▶ Exercise requirements: All entries below need to be written out exactly, but without their pictures.

▶ Stored data:
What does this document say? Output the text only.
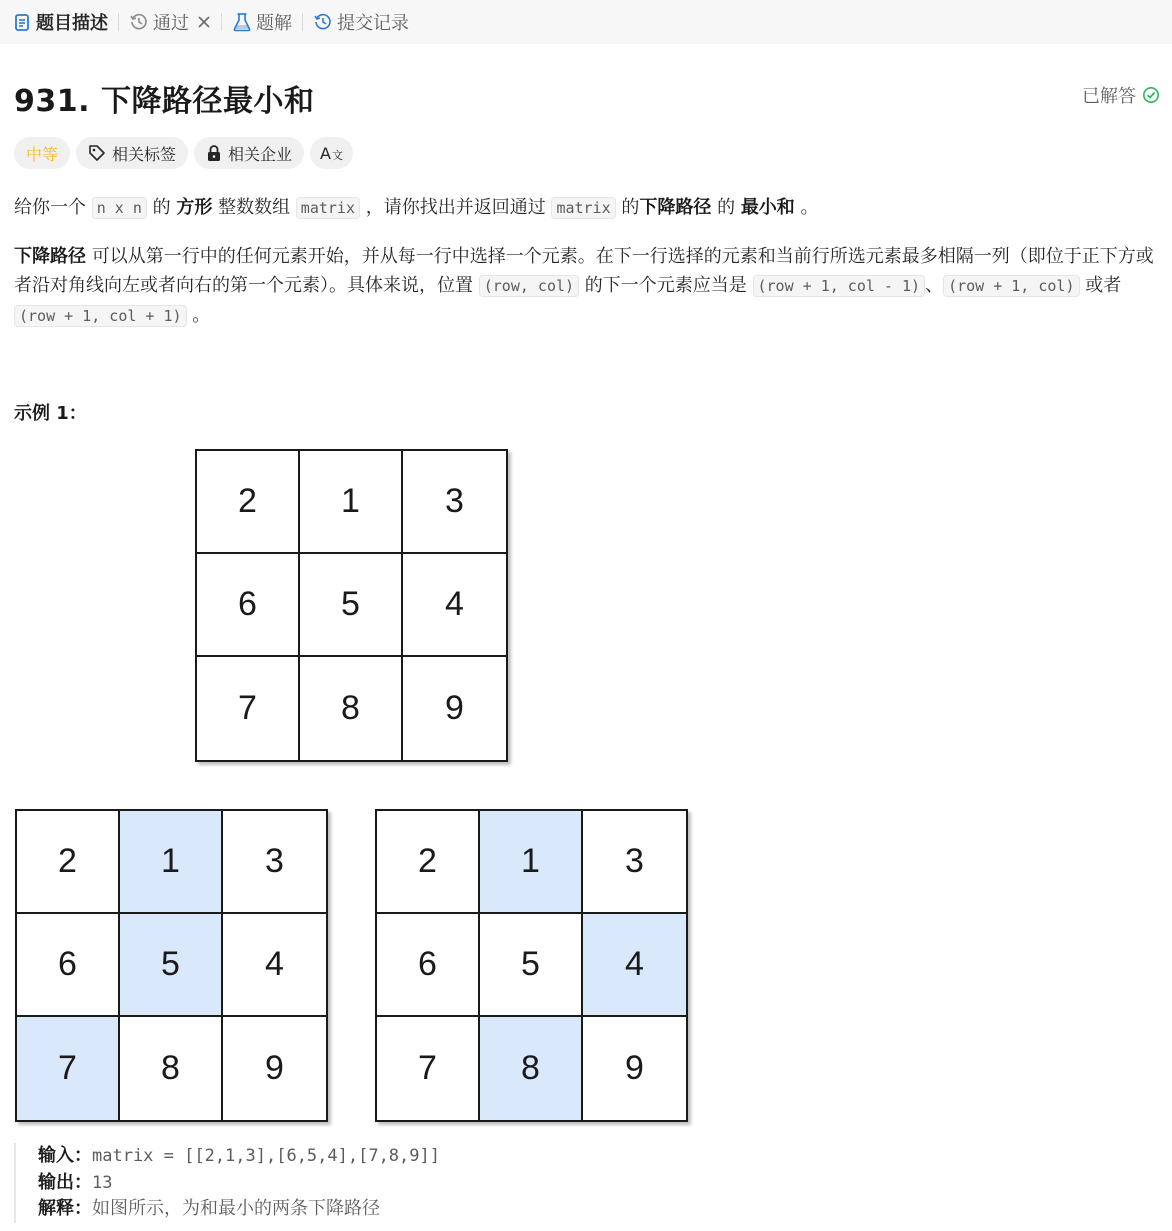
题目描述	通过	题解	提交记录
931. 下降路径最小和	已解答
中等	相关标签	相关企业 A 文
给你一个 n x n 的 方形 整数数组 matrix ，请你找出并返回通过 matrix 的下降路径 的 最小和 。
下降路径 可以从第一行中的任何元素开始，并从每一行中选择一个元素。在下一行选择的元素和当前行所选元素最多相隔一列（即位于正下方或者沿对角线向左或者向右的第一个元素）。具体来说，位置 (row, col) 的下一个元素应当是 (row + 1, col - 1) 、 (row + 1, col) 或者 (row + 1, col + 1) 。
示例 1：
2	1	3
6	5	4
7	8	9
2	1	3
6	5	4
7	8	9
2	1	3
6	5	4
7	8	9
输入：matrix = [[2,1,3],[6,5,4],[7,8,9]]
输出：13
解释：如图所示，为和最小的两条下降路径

▶ Task output:
What does this document say? Output the text only.
题目描述	通过	题解	提交记录
931. 下降路径最小和	已解答
中等	相关标签	相关企业 A 文
给你一个 n x n 的 方形 整数数组 matrix ，请你找出并返回通过 matrix 的下降路径 的 最小和 。
下降路径 可以从第一行中的任何元素开始，并从每一行中选择一个元素。在下一行选择的元素和当前行所选元素最多相隔一列（即位于正下方或者沿对角线向左或者向右的第一个元素）。具体来说，位置 (row, col) 的下一个元素应当是 (row + 1, col - 1) 、 (row + 1, col) 或者 (row + 1, col + 1) 。
示例 1：
2	1	3
6	5	4
7	8	9
2	1	3
6	5	4
7	8	9
2	1	3
6	5	4
7	8	9
输入：matrix = [[2,1,3],[6,5,4],[7,8,9]]
输出：13
解释：如图所示，为和最小的两条下降路径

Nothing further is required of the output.